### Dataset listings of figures
※

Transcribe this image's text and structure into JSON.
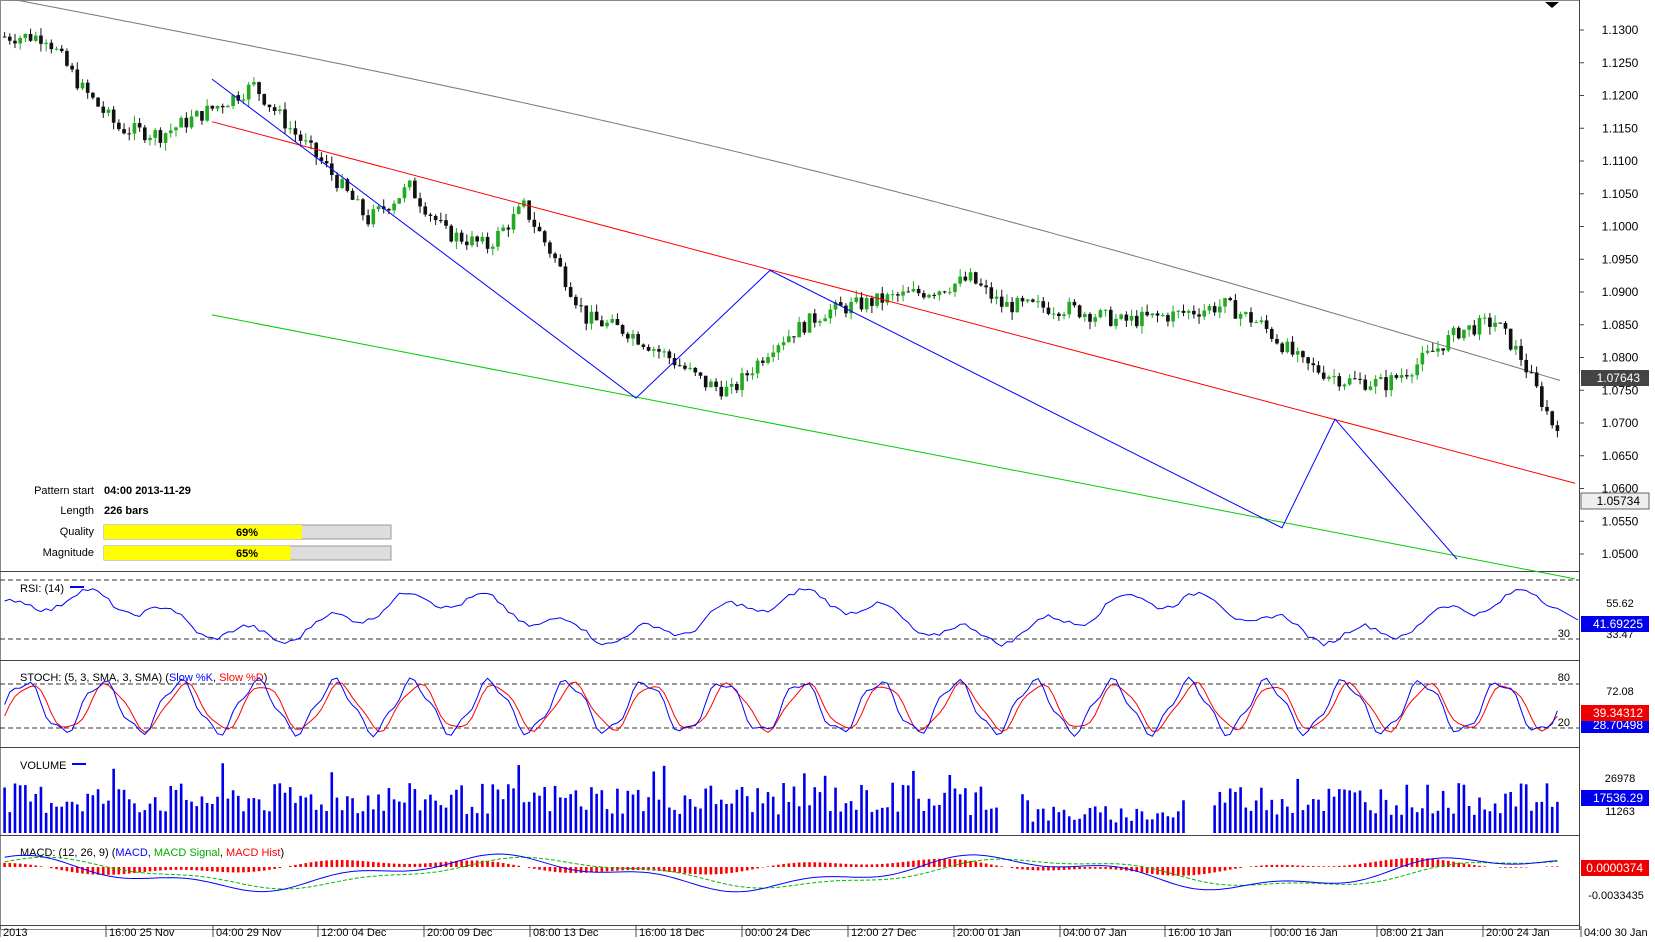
{
  "main_panel": {
    "y_ticks": [
      "1.1300",
      "1.1250",
      "1.1200",
      "1.1150",
      "1.1100",
      "1.1050",
      "1.1000",
      "1.0950",
      "1.0900",
      "1.0850",
      "1.0800",
      "1.0750",
      "1.0700",
      "1.0650",
      "1.0600",
      "1.0550",
      "1.0500"
    ],
    "ma_price_label": "1.07643",
    "last_price_label": "1.05734"
  },
  "pattern_info": {
    "start_label": "Pattern start",
    "start_value": "04:00 2013-11-29",
    "length_label": "Length",
    "length_value": "226 bars",
    "quality_label": "Quality",
    "quality_value": "69%",
    "quality_fraction": 0.69,
    "magnitude_label": "Magnitude",
    "magnitude_value": "65%",
    "magnitude_fraction": 0.65
  },
  "rsi_panel": {
    "title": "RSI: (14)",
    "tick_high": "55.62",
    "tick_low": "33.47",
    "level_label": "30",
    "current_value": "41.69225"
  },
  "stoch_panel": {
    "title_prefix": "STOCH: (5, 3, SMA, 3, SMA)",
    "k_label": "Slow %K",
    "d_label": "Slow %D",
    "level_high": "80",
    "level_low": "20",
    "tick_value": "72.08",
    "current_value": "39.34312",
    "second_value": "28.70498"
  },
  "volume_panel": {
    "title": "VOLUME",
    "tick_high": "26978",
    "tick_low": "11263",
    "current_value": "17536.29"
  },
  "macd_panel": {
    "title_prefix": "MACD: (12, 26, 9)",
    "macd_label": "MACD",
    "signal_label": "MACD Signal",
    "hist_label": "MACD Hist",
    "current_value": "0.0000374",
    "tick_low": "-0.0033435"
  },
  "x_axis": {
    "labels": [
      "2013",
      "16:00 25 Nov",
      "04:00 29 Nov",
      "12:00 04 Dec",
      "20:00 09 Dec",
      "08:00 13 Dec",
      "16:00 18 Dec",
      "00:00 24 Dec",
      "12:00 27 Dec",
      "20:00 01 Jan",
      "04:00 07 Jan",
      "16:00 10 Jan",
      "00:00 16 Jan",
      "08:00 21 Jan",
      "20:00 24 Jan",
      "04:00 30 Jan"
    ]
  },
  "colors": {
    "up_candle": "#22aa22",
    "down_candle": "#111111",
    "resistance": "#ff0000",
    "support": "#00cc00",
    "zigzag": "#0000ff",
    "moving_average": "#777777",
    "volume": "#0000ee",
    "macd_hist": "#ff0000",
    "macd_signal": "#00bb00",
    "progress_fill": "#ffff00"
  },
  "chart_data": {
    "type": "candlestick",
    "description_series": [
      "Price",
      "Moving average",
      "RSI (14)",
      "STOCH",
      "VOLUME",
      "MACD"
    ],
    "ylim": [
      1.047,
      1.134
    ],
    "pattern": {
      "resistance": [
        {
          "x_label": "04:00 29 Nov",
          "y": 1.116
        },
        {
          "x_label": "04:00 30 Jan",
          "y": 1.0608
        }
      ],
      "support": [
        {
          "x_label": "04:00 29 Nov",
          "y": 1.0865
        },
        {
          "x_label": "04:00 30 Jan",
          "y": 1.0462
        }
      ],
      "zigzag_prices": [
        1.1225,
        1.0738,
        1.0933,
        1.054,
        1.0706,
        1.0492
      ]
    },
    "last_close": 1.05734,
    "moving_average_last": 1.07643
  }
}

※

Output a faithful copy of the data, with each picture left out.

### EXPECTED ANSWER
Transcribe this image's text and structure into JSON.
{
  "main_panel": {
    "y_ticks": [
      "1.1300",
      "1.1250",
      "1.1200",
      "1.1150",
      "1.1100",
      "1.1050",
      "1.1000",
      "1.0950",
      "1.0900",
      "1.0850",
      "1.0800",
      "1.0750",
      "1.0700",
      "1.0650",
      "1.0600",
      "1.0550",
      "1.0500"
    ],
    "ma_price_label": "1.07643",
    "last_price_label": "1.05734"
  },
  "pattern_info": {
    "start_label": "Pattern start",
    "start_value": "04:00 2013-11-29",
    "length_label": "Length",
    "length_value": "226 bars",
    "quality_label": "Quality",
    "quality_value": "69%",
    "quality_fraction": 0.69,
    "magnitude_label": "Magnitude",
    "magnitude_value": "65%",
    "magnitude_fraction": 0.65
  },
  "rsi_panel": {
    "title": "RSI: (14)",
    "tick_high": "55.62",
    "tick_low": "33.47",
    "level_label": "30",
    "current_value": "41.69225"
  },
  "stoch_panel": {
    "title_prefix": "STOCH: (5, 3, SMA, 3, SMA)",
    "k_label": "Slow %K",
    "d_label": "Slow %D",
    "level_high": "80",
    "level_low": "20",
    "tick_value": "72.08",
    "current_value": "39.34312",
    "second_value": "28.70498"
  },
  "volume_panel": {
    "title": "VOLUME",
    "tick_high": "26978",
    "tick_low": "11263",
    "current_value": "17536.29"
  },
  "macd_panel": {
    "title_prefix": "MACD: (12, 26, 9)",
    "macd_label": "MACD",
    "signal_label": "MACD Signal",
    "hist_label": "MACD Hist",
    "current_value": "0.0000374",
    "tick_low": "-0.0033435"
  },
  "x_axis": {
    "labels": [
      "2013",
      "16:00 25 Nov",
      "04:00 29 Nov",
      "12:00 04 Dec",
      "20:00 09 Dec",
      "08:00 13 Dec",
      "16:00 18 Dec",
      "00:00 24 Dec",
      "12:00 27 Dec",
      "20:00 01 Jan",
      "04:00 07 Jan",
      "16:00 10 Jan",
      "00:00 16 Jan",
      "08:00 21 Jan",
      "20:00 24 Jan",
      "04:00 30 Jan"
    ]
  },
  "colors": {
    "up_candle": "#22aa22",
    "down_candle": "#111111",
    "resistance": "#ff0000",
    "support": "#00cc00",
    "zigzag": "#0000ff",
    "moving_average": "#777777",
    "volume": "#0000ee",
    "macd_hist": "#ff0000",
    "macd_signal": "#00bb00",
    "progress_fill": "#ffff00"
  },
  "chart_data": {
    "type": "candlestick",
    "description_series": [
      "Price",
      "Moving average",
      "RSI (14)",
      "STOCH",
      "VOLUME",
      "MACD"
    ],
    "ylim": [
      1.047,
      1.134
    ],
    "pattern": {
      "resistance": [
        {
          "x_label": "04:00 29 Nov",
          "y": 1.116
        },
        {
          "x_label": "04:00 30 Jan",
          "y": 1.0608
        }
      ],
      "support": [
        {
          "x_label": "04:00 29 Nov",
          "y": 1.0865
        },
        {
          "x_label": "04:00 30 Jan",
          "y": 1.0462
        }
      ],
      "zigzag_prices": [
        1.1225,
        1.0738,
        1.0933,
        1.054,
        1.0706,
        1.0492
      ]
    },
    "last_close": 1.05734,
    "moving_average_last": 1.07643
  }
}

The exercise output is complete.